DESCRIPTION OF THE TASK: Quote every line below exactly as it reads.

STORED DATA:
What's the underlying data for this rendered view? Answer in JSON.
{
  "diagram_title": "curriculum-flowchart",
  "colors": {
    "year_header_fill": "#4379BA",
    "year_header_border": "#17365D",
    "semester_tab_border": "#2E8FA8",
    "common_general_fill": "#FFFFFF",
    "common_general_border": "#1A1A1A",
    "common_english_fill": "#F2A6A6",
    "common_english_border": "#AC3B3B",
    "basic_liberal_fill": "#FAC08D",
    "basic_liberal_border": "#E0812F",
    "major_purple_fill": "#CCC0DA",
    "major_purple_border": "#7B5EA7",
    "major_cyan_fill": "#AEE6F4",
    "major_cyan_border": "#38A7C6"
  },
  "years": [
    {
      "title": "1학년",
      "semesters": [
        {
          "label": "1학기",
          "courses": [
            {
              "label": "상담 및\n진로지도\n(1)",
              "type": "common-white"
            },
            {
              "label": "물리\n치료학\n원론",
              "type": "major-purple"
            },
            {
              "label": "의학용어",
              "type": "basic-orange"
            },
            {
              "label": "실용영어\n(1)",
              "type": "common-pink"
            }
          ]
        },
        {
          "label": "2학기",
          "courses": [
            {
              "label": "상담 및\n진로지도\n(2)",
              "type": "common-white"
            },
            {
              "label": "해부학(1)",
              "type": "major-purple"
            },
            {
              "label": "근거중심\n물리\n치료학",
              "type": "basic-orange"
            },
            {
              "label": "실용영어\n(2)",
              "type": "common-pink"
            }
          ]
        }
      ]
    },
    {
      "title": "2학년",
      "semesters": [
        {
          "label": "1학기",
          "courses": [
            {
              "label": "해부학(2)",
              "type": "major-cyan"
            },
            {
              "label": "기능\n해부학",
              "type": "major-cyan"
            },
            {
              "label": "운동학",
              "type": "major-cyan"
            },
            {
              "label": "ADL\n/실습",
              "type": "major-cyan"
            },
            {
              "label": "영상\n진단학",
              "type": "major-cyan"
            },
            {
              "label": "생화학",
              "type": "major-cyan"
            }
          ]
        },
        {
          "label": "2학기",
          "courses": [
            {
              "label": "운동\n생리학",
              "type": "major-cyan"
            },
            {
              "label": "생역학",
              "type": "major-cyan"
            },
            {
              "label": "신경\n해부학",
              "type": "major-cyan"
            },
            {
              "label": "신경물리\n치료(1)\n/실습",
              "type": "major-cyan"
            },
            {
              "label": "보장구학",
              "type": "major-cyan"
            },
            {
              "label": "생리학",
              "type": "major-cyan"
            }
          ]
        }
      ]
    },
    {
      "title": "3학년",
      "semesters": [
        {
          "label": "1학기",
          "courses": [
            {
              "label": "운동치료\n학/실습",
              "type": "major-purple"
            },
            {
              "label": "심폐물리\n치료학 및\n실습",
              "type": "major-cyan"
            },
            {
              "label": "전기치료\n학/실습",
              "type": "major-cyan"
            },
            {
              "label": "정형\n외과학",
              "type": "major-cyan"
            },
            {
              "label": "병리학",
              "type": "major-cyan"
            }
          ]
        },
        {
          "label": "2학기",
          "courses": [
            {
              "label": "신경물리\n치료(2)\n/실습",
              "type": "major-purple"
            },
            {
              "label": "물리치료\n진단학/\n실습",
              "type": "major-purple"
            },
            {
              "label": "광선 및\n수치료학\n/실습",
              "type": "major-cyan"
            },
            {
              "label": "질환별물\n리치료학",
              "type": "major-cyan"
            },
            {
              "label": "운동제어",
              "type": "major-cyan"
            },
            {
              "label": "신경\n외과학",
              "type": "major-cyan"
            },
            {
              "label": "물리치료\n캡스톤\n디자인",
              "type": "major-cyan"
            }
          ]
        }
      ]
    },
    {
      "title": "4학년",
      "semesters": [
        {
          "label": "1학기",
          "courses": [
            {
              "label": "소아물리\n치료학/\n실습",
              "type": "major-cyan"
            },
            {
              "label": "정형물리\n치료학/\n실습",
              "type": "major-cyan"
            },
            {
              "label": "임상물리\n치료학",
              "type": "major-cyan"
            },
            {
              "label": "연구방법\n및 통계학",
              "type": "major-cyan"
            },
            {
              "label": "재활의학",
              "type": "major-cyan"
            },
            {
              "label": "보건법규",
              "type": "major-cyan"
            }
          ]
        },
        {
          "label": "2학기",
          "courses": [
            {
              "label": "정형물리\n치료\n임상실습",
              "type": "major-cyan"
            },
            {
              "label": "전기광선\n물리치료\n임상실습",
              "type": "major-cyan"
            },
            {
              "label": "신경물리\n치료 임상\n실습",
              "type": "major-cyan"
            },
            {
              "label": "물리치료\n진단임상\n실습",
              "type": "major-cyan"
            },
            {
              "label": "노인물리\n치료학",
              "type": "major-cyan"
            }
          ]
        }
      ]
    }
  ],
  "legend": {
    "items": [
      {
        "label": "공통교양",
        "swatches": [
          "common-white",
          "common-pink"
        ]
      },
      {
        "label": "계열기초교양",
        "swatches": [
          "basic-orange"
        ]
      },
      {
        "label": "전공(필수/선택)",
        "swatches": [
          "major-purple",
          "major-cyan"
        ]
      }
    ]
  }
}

SOLUTION FOR THIS PROBLEM:
What's the underlying data for this rendered view? Answer in JSON.
{
  "diagram_title": "curriculum-flowchart",
  "colors": {
    "year_header_fill": "#4379BA",
    "year_header_border": "#17365D",
    "semester_tab_border": "#2E8FA8",
    "common_general_fill": "#FFFFFF",
    "common_general_border": "#1A1A1A",
    "common_english_fill": "#F2A6A6",
    "common_english_border": "#AC3B3B",
    "basic_liberal_fill": "#FAC08D",
    "basic_liberal_border": "#E0812F",
    "major_purple_fill": "#CCC0DA",
    "major_purple_border": "#7B5EA7",
    "major_cyan_fill": "#AEE6F4",
    "major_cyan_border": "#38A7C6"
  },
  "years": [
    {
      "title": "1학년",
      "semesters": [
        {
          "label": "1학기",
          "courses": [
            {
              "label": "상담 및\n진로지도\n(1)",
              "type": "common-white"
            },
            {
              "label": "물리\n치료학\n원론",
              "type": "major-purple"
            },
            {
              "label": "의학용어",
              "type": "basic-orange"
            },
            {
              "label": "실용영어\n(1)",
              "type": "common-pink"
            }
          ]
        },
        {
          "label": "2학기",
          "courses": [
            {
              "label": "상담 및\n진로지도\n(2)",
              "type": "common-white"
            },
            {
              "label": "해부학(1)",
              "type": "major-purple"
            },
            {
              "label": "근거중심\n물리\n치료학",
              "type": "basic-orange"
            },
            {
              "label": "실용영어\n(2)",
              "type": "common-pink"
            }
          ]
        }
      ]
    },
    {
      "title": "2학년",
      "semesters": [
        {
          "label": "1학기",
          "courses": [
            {
              "label": "해부학(2)",
              "type": "major-cyan"
            },
            {
              "label": "기능\n해부학",
              "type": "major-cyan"
            },
            {
              "label": "운동학",
              "type": "major-cyan"
            },
            {
              "label": "ADL\n/실습",
              "type": "major-cyan"
            },
            {
              "label": "영상\n진단학",
              "type": "major-cyan"
            },
            {
              "label": "생화학",
              "type": "major-cyan"
            }
          ]
        },
        {
          "label": "2학기",
          "courses": [
            {
              "label": "운동\n생리학",
              "type": "major-cyan"
            },
            {
              "label": "생역학",
              "type": "major-cyan"
            },
            {
              "label": "신경\n해부학",
              "type": "major-cyan"
            },
            {
              "label": "신경물리\n치료(1)\n/실습",
              "type": "major-cyan"
            },
            {
              "label": "보장구학",
              "type": "major-cyan"
            },
            {
              "label": "생리학",
              "type": "major-cyan"
            }
          ]
        }
      ]
    },
    {
      "title": "3학년",
      "semesters": [
        {
          "label": "1학기",
          "courses": [
            {
              "label": "운동치료\n학/실습",
              "type": "major-purple"
            },
            {
              "label": "심폐물리\n치료학 및\n실습",
              "type": "major-cyan"
            },
            {
              "label": "전기치료\n학/실습",
              "type": "major-cyan"
            },
            {
              "label": "정형\n외과학",
              "type": "major-cyan"
            },
            {
              "label": "병리학",
              "type": "major-cyan"
            }
          ]
        },
        {
          "label": "2학기",
          "courses": [
            {
              "label": "신경물리\n치료(2)\n/실습",
              "type": "major-purple"
            },
            {
              "label": "물리치료\n진단학/\n실습",
              "type": "major-purple"
            },
            {
              "label": "광선 및\n수치료학\n/실습",
              "type": "major-cyan"
            },
            {
              "label": "질환별물\n리치료학",
              "type": "major-cyan"
            },
            {
              "label": "운동제어",
              "type": "major-cyan"
            },
            {
              "label": "신경\n외과학",
              "type": "major-cyan"
            },
            {
              "label": "물리치료\n캡스톤\n디자인",
              "type": "major-cyan"
            }
          ]
        }
      ]
    },
    {
      "title": "4학년",
      "semesters": [
        {
          "label": "1학기",
          "courses": [
            {
              "label": "소아물리\n치료학/\n실습",
              "type": "major-cyan"
            },
            {
              "label": "정형물리\n치료학/\n실습",
              "type": "major-cyan"
            },
            {
              "label": "임상물리\n치료학",
              "type": "major-cyan"
            },
            {
              "label": "연구방법\n및 통계학",
              "type": "major-cyan"
            },
            {
              "label": "재활의학",
              "type": "major-cyan"
            },
            {
              "label": "보건법규",
              "type": "major-cyan"
            }
          ]
        },
        {
          "label": "2학기",
          "courses": [
            {
              "label": "정형물리\n치료\n임상실습",
              "type": "major-cyan"
            },
            {
              "label": "전기광선\n물리치료\n임상실습",
              "type": "major-cyan"
            },
            {
              "label": "신경물리\n치료 임상\n실습",
              "type": "major-cyan"
            },
            {
              "label": "물리치료\n진단임상\n실습",
              "type": "major-cyan"
            },
            {
              "label": "노인물리\n치료학",
              "type": "major-cyan"
            }
          ]
        }
      ]
    }
  ],
  "legend": {
    "items": [
      {
        "label": "공통교양",
        "swatches": [
          "common-white",
          "common-pink"
        ]
      },
      {
        "label": "계열기초교양",
        "swatches": [
          "basic-orange"
        ]
      },
      {
        "label": "전공(필수/선택)",
        "swatches": [
          "major-purple",
          "major-cyan"
        ]
      }
    ]
  }
}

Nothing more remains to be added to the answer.